--- START ---
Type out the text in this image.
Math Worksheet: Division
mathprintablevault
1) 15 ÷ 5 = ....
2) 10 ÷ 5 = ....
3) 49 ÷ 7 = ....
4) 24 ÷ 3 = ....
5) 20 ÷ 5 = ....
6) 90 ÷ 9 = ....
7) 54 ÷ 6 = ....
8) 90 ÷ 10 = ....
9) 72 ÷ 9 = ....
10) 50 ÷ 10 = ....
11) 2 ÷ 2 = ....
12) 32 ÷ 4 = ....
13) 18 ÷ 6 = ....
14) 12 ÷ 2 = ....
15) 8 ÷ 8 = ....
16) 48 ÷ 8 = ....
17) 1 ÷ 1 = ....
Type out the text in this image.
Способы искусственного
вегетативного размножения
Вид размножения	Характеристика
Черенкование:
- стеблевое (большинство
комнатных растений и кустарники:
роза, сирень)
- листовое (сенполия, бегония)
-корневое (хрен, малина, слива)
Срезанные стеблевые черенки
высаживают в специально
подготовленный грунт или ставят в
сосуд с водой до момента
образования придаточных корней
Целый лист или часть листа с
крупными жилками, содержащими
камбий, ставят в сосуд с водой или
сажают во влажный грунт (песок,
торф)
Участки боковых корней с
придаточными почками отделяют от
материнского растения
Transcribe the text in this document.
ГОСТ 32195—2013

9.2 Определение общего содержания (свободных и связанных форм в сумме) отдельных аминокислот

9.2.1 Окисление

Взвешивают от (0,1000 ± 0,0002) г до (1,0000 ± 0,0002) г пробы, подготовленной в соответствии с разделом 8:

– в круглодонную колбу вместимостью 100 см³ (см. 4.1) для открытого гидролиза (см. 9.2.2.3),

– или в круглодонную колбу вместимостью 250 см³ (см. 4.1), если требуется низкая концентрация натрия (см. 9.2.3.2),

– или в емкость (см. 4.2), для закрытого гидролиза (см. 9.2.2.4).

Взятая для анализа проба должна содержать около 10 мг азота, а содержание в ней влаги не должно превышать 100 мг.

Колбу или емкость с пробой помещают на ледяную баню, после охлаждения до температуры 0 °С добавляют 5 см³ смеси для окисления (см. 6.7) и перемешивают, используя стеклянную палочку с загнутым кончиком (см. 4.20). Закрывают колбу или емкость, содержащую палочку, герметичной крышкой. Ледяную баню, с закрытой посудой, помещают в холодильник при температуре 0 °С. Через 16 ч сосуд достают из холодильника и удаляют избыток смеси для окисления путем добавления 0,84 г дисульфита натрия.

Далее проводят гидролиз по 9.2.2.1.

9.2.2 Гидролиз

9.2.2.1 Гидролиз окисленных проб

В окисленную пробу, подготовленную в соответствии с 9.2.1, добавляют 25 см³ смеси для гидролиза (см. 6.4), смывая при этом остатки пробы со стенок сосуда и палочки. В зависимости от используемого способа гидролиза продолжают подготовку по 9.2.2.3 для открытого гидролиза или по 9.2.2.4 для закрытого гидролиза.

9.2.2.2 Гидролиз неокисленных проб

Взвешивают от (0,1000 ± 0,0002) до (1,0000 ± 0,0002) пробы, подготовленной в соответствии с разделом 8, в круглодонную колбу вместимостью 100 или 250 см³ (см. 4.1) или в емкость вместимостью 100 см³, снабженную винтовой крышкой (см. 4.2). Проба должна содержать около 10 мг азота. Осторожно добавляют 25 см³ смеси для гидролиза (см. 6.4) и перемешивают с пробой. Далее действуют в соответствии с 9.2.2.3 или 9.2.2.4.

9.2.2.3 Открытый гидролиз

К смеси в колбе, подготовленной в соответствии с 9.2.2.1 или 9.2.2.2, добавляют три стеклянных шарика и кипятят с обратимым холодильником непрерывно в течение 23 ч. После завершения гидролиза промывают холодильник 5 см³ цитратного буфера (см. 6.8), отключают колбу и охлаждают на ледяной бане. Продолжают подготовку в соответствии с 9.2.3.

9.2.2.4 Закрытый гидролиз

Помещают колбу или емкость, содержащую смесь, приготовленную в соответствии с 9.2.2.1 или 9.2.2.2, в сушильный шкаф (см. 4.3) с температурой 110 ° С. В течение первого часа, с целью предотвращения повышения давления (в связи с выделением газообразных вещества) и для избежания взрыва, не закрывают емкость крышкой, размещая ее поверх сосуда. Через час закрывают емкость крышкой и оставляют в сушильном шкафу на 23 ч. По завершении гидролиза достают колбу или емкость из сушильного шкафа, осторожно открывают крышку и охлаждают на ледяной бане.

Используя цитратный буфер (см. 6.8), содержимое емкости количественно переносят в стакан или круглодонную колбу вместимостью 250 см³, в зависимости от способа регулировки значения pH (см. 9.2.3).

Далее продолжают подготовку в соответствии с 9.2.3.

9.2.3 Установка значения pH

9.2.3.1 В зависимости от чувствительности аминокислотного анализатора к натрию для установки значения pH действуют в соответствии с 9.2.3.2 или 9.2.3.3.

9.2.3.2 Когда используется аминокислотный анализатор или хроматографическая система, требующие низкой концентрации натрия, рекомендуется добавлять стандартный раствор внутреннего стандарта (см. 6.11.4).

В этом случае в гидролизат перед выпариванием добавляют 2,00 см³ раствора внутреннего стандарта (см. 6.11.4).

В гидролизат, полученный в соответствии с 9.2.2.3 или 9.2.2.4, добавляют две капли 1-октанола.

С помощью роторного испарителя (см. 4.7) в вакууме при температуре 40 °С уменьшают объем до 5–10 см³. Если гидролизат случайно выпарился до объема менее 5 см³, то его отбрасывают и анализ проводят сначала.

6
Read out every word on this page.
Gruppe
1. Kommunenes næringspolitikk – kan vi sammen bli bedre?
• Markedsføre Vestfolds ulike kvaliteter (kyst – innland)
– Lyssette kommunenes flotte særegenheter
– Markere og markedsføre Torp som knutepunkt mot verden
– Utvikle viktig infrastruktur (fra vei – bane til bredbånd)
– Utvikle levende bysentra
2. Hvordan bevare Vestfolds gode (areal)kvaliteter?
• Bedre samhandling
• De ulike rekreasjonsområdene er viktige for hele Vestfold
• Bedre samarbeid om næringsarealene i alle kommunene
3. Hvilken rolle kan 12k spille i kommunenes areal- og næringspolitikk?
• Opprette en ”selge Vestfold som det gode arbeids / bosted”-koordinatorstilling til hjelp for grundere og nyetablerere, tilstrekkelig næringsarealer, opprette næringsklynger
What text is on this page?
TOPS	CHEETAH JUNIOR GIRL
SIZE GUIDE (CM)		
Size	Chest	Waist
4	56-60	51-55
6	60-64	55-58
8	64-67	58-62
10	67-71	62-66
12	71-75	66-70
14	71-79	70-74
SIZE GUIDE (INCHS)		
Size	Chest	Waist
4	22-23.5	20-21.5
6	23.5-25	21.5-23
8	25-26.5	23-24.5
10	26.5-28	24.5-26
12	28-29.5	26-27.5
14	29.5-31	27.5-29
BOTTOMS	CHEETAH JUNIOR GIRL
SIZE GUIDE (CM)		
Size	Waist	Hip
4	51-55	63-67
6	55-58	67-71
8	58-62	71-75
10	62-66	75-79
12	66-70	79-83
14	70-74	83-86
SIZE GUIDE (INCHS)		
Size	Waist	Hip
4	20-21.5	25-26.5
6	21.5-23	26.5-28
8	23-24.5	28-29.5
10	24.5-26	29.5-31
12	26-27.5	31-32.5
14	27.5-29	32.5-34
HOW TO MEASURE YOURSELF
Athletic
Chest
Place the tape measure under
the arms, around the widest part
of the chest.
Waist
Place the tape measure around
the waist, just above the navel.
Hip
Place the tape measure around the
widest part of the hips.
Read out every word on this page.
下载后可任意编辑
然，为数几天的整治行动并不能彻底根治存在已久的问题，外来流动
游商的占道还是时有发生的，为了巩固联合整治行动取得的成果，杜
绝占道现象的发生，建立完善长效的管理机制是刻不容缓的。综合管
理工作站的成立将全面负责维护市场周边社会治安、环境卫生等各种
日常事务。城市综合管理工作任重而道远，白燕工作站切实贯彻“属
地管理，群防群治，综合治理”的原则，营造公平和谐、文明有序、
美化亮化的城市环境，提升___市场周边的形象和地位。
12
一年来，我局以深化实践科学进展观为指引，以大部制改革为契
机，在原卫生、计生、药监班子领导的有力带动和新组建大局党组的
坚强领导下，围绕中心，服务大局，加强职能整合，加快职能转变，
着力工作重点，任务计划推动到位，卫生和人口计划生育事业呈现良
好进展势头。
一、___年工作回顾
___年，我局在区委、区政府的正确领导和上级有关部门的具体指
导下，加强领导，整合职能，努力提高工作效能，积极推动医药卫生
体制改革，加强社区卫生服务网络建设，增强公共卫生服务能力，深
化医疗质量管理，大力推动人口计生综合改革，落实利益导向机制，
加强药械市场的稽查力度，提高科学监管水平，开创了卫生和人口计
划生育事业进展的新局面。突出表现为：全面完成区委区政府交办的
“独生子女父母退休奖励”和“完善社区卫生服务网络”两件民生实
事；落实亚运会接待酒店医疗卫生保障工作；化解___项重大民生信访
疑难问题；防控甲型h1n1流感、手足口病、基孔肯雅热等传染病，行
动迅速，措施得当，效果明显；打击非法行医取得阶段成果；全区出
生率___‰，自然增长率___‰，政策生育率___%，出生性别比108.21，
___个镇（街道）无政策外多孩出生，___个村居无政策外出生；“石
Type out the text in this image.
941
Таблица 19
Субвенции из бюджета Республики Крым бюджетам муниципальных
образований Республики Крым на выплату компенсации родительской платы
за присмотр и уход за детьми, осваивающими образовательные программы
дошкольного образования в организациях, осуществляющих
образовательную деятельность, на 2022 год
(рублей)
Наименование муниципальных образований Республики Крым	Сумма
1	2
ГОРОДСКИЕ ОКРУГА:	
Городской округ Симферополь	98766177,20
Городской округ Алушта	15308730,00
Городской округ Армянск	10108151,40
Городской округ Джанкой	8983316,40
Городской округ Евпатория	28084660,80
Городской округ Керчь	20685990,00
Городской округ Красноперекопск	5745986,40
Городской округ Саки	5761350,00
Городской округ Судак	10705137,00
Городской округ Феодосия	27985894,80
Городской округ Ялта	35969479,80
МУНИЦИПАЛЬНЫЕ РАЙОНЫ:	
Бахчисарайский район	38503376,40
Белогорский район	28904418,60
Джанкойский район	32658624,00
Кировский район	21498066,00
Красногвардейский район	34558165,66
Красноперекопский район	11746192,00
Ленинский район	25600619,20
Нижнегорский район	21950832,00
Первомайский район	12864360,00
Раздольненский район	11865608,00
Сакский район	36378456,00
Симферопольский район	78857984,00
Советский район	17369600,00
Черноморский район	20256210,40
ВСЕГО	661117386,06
--- END ---
— What the task requires —
Look through the data above. Find each line with the string "открытого" and copy it.

— Reply to the exercise —
– в круглодонную колбу вместимостью 100 см³ (см. 4.1) для открытого гидролиза (см. 9.2.2.3),
В окисленную пробу, подготовленную в соответствии с 9.2.1, добавляют 25 см³ смеси для гидролиза (см. 6.4), смывая при этом остатки пробы со стенок сосуда и палочки. В зависимости от используемого способа гидролиза продолжают подготовку по 9.2.2.3 для открытого гидролиза или по 9.2.2.4 для закрытого гидролиза.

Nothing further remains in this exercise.